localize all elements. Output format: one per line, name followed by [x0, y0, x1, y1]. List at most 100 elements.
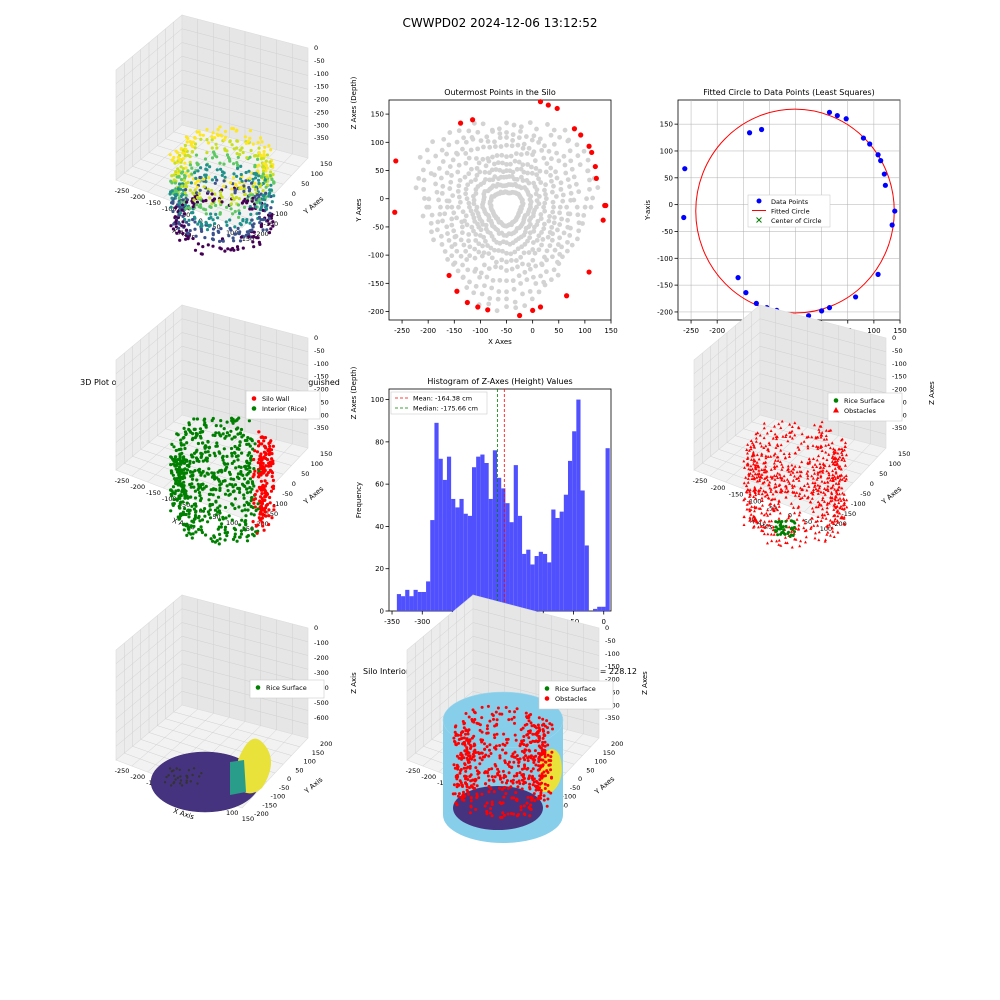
obstacle-point: [821, 470, 825, 474]
interior-point: [466, 232, 472, 237]
data-point: [218, 504, 222, 508]
interior-point: [467, 204, 472, 210]
obstacle-point: [519, 805, 523, 809]
interior-point: [510, 278, 516, 284]
obstacle-point: [476, 751, 480, 754]
interior-point: [473, 187, 479, 192]
interior-point: [466, 200, 472, 206]
interior-point: [486, 266, 492, 271]
data-point: [213, 175, 217, 179]
obstacle-point: [840, 451, 844, 454]
obstacle-point: [825, 524, 829, 527]
data-point: [172, 445, 176, 449]
obstacle-point: [472, 720, 476, 724]
obstacle-point: [539, 758, 543, 762]
data-point: [243, 464, 248, 468]
obstacle-point: [455, 754, 459, 758]
rice-point: [179, 775, 182, 778]
data-point: [174, 448, 178, 453]
obstacle-point: [462, 756, 466, 760]
interior-point: [445, 256, 451, 262]
data-point: [214, 513, 218, 517]
obstacle-point: [757, 474, 761, 478]
obstacle-point: [490, 803, 494, 806]
data-point: [254, 198, 258, 202]
obstacle-point: [487, 778, 491, 782]
data-point: [192, 451, 197, 455]
data-point: [238, 239, 243, 243]
obstacle-point: [819, 519, 823, 523]
obstacle-point: [760, 492, 764, 496]
data-point: [187, 206, 191, 210]
obstacle-point: [523, 758, 527, 762]
obstacle-point: [498, 754, 502, 758]
obstacle-point: [791, 471, 795, 474]
data-point: [216, 495, 221, 499]
obstacle-point: [480, 758, 484, 762]
obstacle-point: [762, 489, 766, 493]
data-point: [225, 223, 229, 227]
data-point: [176, 187, 180, 191]
obstacle-point: [515, 774, 519, 778]
data-point: [267, 216, 271, 220]
interior-point: [457, 177, 463, 183]
rice-point: [167, 774, 170, 777]
data-point: [181, 436, 185, 440]
obstacle-point: [832, 522, 836, 525]
data-point: [221, 239, 225, 243]
data-point: [190, 150, 194, 154]
obstacle-point: [537, 755, 541, 759]
legend-marker: [833, 398, 839, 403]
obstacle-point: [834, 498, 838, 502]
obstacle-point: [773, 497, 777, 501]
grid-line: [406, 622, 474, 678]
obstacle-point: [821, 515, 825, 519]
obstacle-point: [798, 474, 802, 477]
data-point: [227, 234, 231, 238]
data-point: [255, 236, 259, 240]
rice-point: [774, 525, 778, 529]
obstacle-point: [817, 430, 821, 434]
obstacle-point: [766, 514, 770, 517]
interior-point: [588, 204, 594, 210]
data-point: [231, 212, 235, 216]
obstacle-point: [758, 479, 762, 483]
obstacle-point: [527, 777, 531, 781]
surface-slope: [230, 760, 246, 795]
y-tick-label: 0: [380, 195, 384, 203]
obstacle-point: [836, 520, 840, 524]
data-point: [210, 418, 214, 423]
data-point: [195, 203, 199, 207]
rice-point: [176, 776, 180, 780]
data-point: [265, 183, 270, 187]
obstacle-point: [753, 472, 757, 476]
data-point: [758, 126, 765, 133]
interior-point: [547, 243, 553, 249]
data-point: [189, 495, 193, 499]
obstacle-point: [453, 766, 457, 770]
obstacle-point: [836, 510, 840, 514]
obstacle-point: [825, 476, 829, 480]
obstacle-point: [764, 456, 768, 460]
surface-peak: [238, 738, 271, 794]
obstacle-point: [487, 754, 491, 758]
interior-point: [497, 131, 503, 137]
interior-point: [568, 190, 574, 196]
histogram-bar: [567, 460, 573, 611]
x-tick-label: -100: [472, 327, 488, 335]
data-point: [265, 228, 269, 232]
data-point: [248, 193, 252, 197]
obstacle-point: [453, 725, 457, 729]
data-point: [240, 509, 244, 513]
data-point: [259, 154, 263, 158]
obstacle-point: [538, 778, 542, 782]
obstacle-point: [513, 733, 517, 737]
obstacle-point: [816, 483, 820, 487]
interior-point: [473, 156, 479, 161]
data-point: [196, 169, 200, 173]
outer-point: [475, 304, 481, 310]
data-point: [225, 205, 229, 209]
obstacle-point: [508, 760, 511, 764]
obstacle-point: [522, 739, 526, 742]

===============

WHAT IS NEEDED: Update the records above, putting "sample-point" wherever "rice-point" appears and leaving everything else unchanged. Omit the pictures from your answer.

CORRECT RESULT:
localize all elements. Output format: one per line, name followed by [x0, y0, x1, y1]. List at most 100 elements.
obstacle-point: [821, 470, 825, 474]
interior-point: [466, 232, 472, 237]
data-point: [218, 504, 222, 508]
interior-point: [467, 204, 472, 210]
obstacle-point: [519, 805, 523, 809]
interior-point: [510, 278, 516, 284]
obstacle-point: [476, 751, 480, 754]
interior-point: [473, 187, 479, 192]
interior-point: [466, 200, 472, 206]
interior-point: [486, 266, 492, 271]
data-point: [213, 175, 217, 179]
obstacle-point: [840, 451, 844, 454]
obstacle-point: [825, 524, 829, 527]
data-point: [172, 445, 176, 449]
obstacle-point: [472, 720, 476, 724]
obstacle-point: [539, 758, 543, 762]
data-point: [243, 464, 248, 468]
obstacle-point: [455, 754, 459, 758]
sample-point: [179, 775, 182, 778]
data-point: [174, 448, 178, 453]
obstacle-point: [462, 756, 466, 760]
interior-point: [445, 256, 451, 262]
data-point: [214, 513, 218, 517]
obstacle-point: [757, 474, 761, 478]
obstacle-point: [490, 803, 494, 806]
data-point: [254, 198, 258, 202]
obstacle-point: [487, 778, 491, 782]
data-point: [192, 451, 197, 455]
data-point: [238, 239, 243, 243]
obstacle-point: [819, 519, 823, 523]
obstacle-point: [760, 492, 764, 496]
data-point: [187, 206, 191, 210]
obstacle-point: [523, 758, 527, 762]
obstacle-point: [498, 754, 502, 758]
obstacle-point: [791, 471, 795, 474]
data-point: [216, 495, 221, 499]
obstacle-point: [480, 758, 484, 762]
obstacle-point: [762, 489, 766, 493]
data-point: [225, 223, 229, 227]
data-point: [176, 187, 180, 191]
obstacle-point: [515, 774, 519, 778]
data-point: [267, 216, 271, 220]
interior-point: [457, 177, 463, 183]
sample-point: [167, 774, 170, 777]
data-point: [181, 436, 185, 440]
obstacle-point: [832, 522, 836, 525]
data-point: [221, 239, 225, 243]
data-point: [190, 150, 194, 154]
obstacle-point: [537, 755, 541, 759]
legend-marker: [833, 398, 839, 403]
obstacle-point: [834, 498, 838, 502]
obstacle-point: [773, 497, 777, 501]
grid-line: [406, 622, 474, 678]
obstacle-point: [821, 515, 825, 519]
obstacle-point: [798, 474, 802, 477]
data-point: [227, 234, 231, 238]
data-point: [255, 236, 259, 240]
sample-point: [774, 525, 778, 529]
obstacle-point: [817, 430, 821, 434]
obstacle-point: [766, 514, 770, 517]
interior-point: [588, 204, 594, 210]
data-point: [231, 212, 235, 216]
obstacle-point: [758, 479, 762, 483]
obstacle-point: [527, 777, 531, 781]
surface-slope: [230, 760, 246, 795]
y-tick-label: 0: [380, 195, 384, 203]
obstacle-point: [836, 520, 840, 524]
data-point: [210, 418, 214, 423]
data-point: [195, 203, 199, 207]
sample-point: [176, 776, 180, 780]
data-point: [265, 183, 270, 187]
obstacle-point: [753, 472, 757, 476]
data-point: [758, 126, 765, 133]
interior-point: [547, 243, 553, 249]
data-point: [189, 495, 193, 499]
obstacle-point: [453, 766, 457, 770]
obstacle-point: [836, 510, 840, 514]
obstacle-point: [825, 476, 829, 480]
obstacle-point: [764, 456, 768, 460]
surface-peak: [238, 738, 271, 794]
obstacle-point: [487, 754, 491, 758]
interior-point: [497, 131, 503, 137]
interior-point: [568, 190, 574, 196]
histogram-bar: [567, 460, 573, 611]
x-tick-label: -100: [472, 327, 488, 335]
data-point: [265, 228, 269, 232]
data-point: [248, 193, 252, 197]
obstacle-point: [453, 725, 457, 729]
data-point: [240, 509, 244, 513]
data-point: [259, 154, 263, 158]
obstacle-point: [538, 778, 542, 782]
obstacle-point: [513, 733, 517, 737]
obstacle-point: [816, 483, 820, 487]
interior-point: [473, 156, 479, 161]
data-point: [196, 169, 200, 173]
outer-point: [475, 304, 481, 310]
data-point: [225, 205, 229, 209]
obstacle-point: [508, 760, 511, 764]
obstacle-point: [522, 739, 526, 742]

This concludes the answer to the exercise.